Examine the records and identify each line that includes the string "см²В". Copy those lines.

[Items listed in a dataset]
──────────

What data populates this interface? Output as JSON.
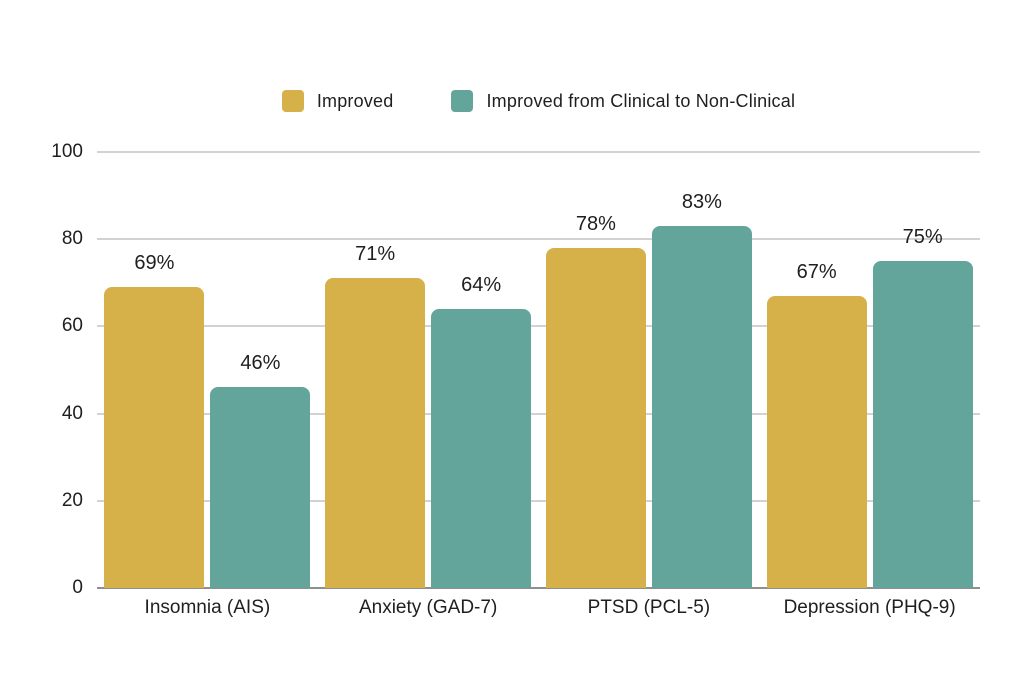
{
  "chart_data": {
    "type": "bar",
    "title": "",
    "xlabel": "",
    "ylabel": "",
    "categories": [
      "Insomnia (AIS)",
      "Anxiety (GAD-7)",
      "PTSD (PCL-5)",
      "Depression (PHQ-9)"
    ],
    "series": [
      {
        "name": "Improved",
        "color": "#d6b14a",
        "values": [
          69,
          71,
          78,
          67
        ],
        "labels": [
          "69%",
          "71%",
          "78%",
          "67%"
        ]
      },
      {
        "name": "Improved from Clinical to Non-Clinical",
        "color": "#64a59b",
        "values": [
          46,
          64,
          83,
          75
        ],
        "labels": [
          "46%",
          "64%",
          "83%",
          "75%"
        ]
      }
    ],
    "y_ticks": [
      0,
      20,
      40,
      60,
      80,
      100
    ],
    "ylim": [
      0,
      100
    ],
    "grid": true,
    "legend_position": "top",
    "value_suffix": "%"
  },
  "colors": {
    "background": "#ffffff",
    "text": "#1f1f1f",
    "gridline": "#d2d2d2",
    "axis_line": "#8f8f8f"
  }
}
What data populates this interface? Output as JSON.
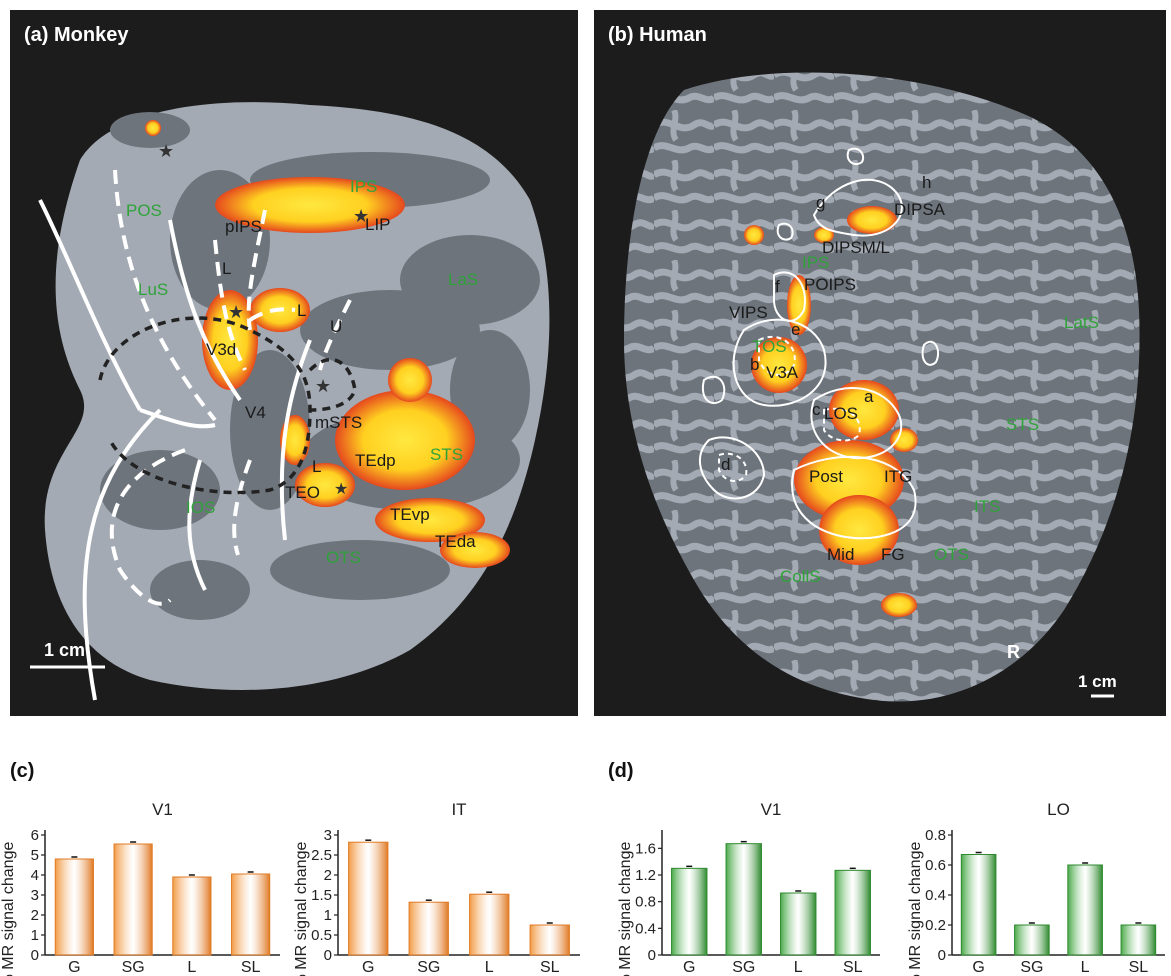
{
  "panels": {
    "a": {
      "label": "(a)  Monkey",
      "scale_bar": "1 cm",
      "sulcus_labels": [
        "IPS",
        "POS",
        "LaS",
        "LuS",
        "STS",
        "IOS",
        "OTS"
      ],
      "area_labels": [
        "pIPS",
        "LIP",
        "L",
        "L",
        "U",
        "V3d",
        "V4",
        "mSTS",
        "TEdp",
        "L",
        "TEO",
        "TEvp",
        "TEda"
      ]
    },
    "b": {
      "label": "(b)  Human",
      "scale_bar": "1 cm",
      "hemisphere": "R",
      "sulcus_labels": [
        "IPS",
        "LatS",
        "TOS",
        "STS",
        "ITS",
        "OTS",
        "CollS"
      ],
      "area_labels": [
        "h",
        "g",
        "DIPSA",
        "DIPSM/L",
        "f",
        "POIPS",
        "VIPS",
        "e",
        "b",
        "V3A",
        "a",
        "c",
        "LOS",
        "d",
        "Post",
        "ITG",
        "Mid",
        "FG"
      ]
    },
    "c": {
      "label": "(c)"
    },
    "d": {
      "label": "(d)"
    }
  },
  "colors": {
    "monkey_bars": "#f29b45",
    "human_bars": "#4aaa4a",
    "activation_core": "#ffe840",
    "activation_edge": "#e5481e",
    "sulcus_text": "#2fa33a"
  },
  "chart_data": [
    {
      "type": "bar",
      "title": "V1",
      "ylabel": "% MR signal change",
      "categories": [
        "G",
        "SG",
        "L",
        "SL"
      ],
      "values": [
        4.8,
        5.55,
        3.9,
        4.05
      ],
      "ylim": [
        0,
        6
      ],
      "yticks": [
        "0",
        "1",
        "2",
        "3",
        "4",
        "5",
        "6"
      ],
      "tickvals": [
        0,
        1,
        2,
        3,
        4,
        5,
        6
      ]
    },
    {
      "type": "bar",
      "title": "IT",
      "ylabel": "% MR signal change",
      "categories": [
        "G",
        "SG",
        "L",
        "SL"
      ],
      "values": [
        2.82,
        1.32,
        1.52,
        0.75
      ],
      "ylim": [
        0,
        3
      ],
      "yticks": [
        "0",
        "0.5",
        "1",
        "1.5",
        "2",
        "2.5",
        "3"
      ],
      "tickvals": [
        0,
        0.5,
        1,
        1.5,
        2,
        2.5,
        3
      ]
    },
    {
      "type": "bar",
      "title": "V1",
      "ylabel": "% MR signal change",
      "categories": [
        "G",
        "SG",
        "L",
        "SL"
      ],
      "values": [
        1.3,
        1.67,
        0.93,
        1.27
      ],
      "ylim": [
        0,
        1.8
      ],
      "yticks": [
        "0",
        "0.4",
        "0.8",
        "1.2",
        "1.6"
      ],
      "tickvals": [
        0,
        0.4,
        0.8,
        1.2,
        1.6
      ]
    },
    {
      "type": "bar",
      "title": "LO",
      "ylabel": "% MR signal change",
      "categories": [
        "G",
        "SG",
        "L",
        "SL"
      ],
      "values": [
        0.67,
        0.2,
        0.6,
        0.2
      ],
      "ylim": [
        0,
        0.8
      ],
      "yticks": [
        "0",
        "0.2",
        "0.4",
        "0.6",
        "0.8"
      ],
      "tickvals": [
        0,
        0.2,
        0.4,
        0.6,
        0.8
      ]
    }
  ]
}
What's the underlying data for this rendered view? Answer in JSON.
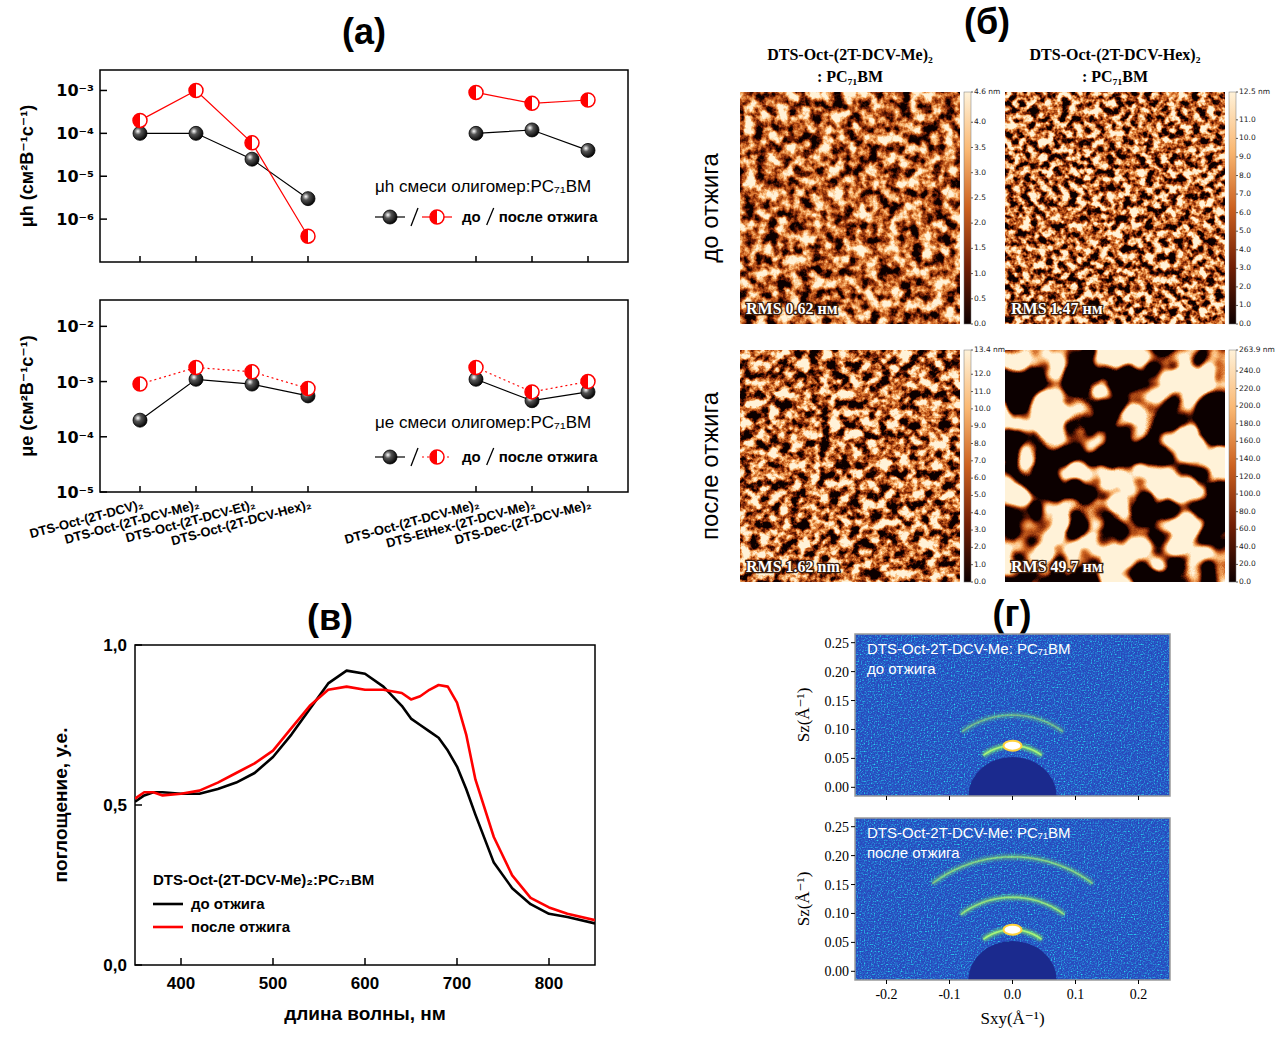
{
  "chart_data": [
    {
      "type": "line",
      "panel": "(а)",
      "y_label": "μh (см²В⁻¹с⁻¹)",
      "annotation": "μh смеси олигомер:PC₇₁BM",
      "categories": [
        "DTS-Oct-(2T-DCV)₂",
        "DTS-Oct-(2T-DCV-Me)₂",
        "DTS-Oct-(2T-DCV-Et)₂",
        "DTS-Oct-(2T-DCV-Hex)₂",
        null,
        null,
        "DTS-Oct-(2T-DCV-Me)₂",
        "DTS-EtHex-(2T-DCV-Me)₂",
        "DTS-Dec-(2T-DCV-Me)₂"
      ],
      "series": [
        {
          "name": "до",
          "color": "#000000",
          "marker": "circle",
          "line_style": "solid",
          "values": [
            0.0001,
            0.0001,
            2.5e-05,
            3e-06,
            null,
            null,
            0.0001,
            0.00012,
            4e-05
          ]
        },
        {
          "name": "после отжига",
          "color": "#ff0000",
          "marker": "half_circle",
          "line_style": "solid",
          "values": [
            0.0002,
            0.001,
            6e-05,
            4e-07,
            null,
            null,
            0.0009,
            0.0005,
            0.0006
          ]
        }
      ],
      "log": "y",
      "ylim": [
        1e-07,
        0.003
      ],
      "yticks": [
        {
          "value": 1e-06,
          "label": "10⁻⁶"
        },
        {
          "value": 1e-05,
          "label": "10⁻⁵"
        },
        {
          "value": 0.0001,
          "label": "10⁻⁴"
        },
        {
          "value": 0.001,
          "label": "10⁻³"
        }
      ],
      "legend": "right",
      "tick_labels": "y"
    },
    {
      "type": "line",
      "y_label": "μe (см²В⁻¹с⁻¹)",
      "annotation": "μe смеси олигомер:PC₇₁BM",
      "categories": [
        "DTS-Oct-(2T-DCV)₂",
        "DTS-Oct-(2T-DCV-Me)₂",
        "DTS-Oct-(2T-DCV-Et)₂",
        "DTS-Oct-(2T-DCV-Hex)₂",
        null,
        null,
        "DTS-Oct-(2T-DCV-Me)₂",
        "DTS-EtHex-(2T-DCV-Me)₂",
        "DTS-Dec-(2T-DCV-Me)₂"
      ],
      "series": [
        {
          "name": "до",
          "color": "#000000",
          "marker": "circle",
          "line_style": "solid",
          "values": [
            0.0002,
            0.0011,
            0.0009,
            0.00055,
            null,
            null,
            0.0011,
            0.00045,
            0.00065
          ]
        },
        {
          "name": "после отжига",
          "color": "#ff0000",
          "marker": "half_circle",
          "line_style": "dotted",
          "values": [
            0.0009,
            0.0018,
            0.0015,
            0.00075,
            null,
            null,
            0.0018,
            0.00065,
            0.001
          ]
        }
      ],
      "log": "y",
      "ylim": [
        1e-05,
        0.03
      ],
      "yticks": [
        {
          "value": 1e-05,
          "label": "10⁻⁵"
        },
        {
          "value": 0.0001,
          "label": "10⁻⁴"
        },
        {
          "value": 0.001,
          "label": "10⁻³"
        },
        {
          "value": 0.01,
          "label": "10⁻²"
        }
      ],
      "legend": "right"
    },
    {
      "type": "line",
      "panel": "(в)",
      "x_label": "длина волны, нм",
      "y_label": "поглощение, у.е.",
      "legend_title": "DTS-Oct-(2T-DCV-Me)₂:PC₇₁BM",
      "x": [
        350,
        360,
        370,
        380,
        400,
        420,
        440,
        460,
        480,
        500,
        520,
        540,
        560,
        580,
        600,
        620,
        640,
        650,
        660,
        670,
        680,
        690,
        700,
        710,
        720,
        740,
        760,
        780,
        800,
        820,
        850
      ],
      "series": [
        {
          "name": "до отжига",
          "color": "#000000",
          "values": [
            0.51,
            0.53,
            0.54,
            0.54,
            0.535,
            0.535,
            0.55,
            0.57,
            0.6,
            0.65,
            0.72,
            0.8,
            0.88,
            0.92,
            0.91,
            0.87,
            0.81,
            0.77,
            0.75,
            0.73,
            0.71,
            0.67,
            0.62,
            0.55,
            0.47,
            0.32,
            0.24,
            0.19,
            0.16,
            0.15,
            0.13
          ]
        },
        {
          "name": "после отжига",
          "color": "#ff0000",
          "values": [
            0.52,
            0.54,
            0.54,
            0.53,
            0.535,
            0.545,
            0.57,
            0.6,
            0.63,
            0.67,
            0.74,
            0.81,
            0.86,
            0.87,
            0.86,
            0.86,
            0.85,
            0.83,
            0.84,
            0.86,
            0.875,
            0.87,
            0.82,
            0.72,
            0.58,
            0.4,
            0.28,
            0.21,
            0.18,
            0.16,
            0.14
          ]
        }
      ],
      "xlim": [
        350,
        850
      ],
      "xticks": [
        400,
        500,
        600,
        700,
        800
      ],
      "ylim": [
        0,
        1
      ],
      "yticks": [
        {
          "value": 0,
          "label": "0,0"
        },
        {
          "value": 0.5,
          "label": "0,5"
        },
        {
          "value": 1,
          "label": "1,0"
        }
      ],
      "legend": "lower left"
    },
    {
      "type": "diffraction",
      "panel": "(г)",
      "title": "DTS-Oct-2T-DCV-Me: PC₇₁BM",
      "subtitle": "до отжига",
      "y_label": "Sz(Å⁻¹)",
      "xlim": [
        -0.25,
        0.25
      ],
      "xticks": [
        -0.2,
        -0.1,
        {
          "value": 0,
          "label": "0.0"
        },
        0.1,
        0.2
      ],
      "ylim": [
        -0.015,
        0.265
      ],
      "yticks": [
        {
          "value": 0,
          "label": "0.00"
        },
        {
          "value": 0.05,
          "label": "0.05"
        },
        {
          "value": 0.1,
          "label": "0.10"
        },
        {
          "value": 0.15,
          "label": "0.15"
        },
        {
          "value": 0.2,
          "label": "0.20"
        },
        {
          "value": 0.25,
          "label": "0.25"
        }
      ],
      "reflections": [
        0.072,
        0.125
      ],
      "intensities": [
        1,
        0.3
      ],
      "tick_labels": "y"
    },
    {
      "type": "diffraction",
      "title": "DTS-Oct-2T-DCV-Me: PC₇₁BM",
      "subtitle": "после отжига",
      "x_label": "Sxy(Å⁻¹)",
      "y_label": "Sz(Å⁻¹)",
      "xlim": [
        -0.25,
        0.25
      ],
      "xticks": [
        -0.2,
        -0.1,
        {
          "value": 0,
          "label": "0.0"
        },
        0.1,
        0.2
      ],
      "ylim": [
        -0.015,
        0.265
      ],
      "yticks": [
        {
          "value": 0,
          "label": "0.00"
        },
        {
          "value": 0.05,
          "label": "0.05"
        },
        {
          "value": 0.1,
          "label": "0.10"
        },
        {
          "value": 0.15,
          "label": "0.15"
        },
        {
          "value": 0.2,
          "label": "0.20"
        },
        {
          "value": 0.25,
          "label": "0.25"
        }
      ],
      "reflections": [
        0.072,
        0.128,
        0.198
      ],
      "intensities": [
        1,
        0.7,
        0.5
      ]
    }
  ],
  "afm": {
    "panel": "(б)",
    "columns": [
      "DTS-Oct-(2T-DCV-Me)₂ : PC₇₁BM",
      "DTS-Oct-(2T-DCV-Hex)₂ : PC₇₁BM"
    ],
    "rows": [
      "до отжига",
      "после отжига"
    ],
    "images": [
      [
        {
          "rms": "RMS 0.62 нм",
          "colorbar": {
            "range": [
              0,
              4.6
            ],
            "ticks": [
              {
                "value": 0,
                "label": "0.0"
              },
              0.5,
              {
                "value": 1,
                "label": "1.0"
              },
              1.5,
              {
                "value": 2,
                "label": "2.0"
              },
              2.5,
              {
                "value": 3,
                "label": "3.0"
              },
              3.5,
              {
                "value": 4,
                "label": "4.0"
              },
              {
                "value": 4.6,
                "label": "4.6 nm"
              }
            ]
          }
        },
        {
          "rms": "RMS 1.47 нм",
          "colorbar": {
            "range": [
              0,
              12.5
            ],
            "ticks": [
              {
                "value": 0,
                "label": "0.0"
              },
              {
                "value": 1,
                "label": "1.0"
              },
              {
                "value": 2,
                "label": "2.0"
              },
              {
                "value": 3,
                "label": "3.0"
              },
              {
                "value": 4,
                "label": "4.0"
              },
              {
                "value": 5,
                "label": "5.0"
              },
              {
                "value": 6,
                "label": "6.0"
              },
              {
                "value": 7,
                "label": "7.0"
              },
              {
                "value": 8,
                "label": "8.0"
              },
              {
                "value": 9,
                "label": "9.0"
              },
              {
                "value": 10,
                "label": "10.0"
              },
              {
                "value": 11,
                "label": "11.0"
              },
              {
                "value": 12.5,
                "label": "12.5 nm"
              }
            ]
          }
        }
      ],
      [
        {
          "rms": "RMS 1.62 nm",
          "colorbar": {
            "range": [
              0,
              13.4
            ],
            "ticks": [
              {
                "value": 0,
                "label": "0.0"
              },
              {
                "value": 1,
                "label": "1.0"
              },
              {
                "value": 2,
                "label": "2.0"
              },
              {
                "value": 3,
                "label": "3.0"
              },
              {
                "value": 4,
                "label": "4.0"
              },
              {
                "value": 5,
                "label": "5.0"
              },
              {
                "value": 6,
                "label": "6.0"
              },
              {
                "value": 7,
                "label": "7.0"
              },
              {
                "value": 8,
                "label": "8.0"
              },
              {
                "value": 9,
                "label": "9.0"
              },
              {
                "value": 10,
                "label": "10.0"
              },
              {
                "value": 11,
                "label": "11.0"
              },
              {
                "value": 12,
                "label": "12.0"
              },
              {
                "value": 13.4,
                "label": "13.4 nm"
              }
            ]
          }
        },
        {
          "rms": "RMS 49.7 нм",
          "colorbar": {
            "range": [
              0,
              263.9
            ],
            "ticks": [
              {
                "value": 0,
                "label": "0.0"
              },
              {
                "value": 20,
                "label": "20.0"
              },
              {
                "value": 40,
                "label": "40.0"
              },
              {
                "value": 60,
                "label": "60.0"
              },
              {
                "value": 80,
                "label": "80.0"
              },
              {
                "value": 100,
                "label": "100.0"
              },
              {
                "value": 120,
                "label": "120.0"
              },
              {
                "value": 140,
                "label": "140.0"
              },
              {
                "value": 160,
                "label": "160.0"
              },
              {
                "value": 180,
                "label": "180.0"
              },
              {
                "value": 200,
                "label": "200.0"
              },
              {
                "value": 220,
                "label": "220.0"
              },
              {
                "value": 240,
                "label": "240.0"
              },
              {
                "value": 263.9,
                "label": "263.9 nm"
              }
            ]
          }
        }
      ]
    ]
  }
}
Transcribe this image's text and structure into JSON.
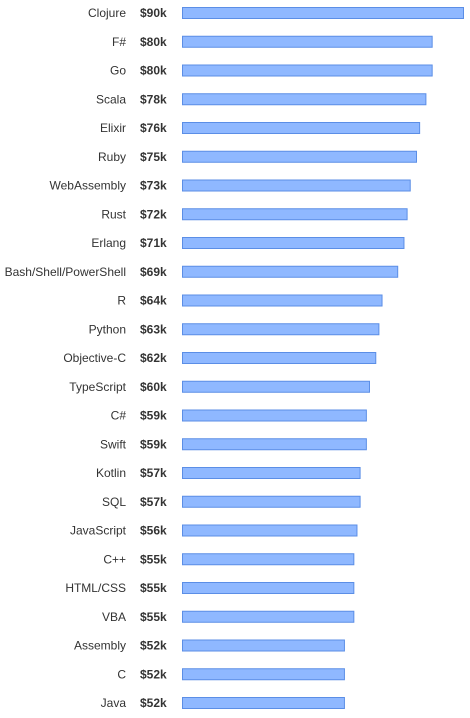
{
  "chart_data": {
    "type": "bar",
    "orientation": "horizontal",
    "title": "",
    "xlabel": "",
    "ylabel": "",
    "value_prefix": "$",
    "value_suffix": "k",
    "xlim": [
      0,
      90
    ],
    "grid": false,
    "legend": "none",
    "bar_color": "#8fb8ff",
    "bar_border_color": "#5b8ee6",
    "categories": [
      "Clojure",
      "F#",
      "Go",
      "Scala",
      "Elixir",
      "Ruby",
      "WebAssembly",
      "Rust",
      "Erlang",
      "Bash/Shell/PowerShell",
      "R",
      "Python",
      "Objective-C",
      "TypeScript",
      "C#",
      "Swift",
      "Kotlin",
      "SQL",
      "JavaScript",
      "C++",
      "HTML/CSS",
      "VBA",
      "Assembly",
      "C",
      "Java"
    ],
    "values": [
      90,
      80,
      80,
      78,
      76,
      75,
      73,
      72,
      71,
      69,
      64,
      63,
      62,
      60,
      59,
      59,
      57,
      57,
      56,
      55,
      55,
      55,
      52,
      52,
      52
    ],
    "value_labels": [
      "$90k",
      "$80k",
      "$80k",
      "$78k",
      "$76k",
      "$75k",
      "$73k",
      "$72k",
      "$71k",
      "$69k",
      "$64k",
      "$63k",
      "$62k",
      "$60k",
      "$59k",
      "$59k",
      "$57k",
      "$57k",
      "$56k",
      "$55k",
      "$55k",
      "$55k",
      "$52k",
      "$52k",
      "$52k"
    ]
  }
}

──────────

● **Exercise response**
      "y_label": "μh (см²В⁻¹с⁻¹)",
      "y_label": "μe (см²В⁻¹с⁻¹)",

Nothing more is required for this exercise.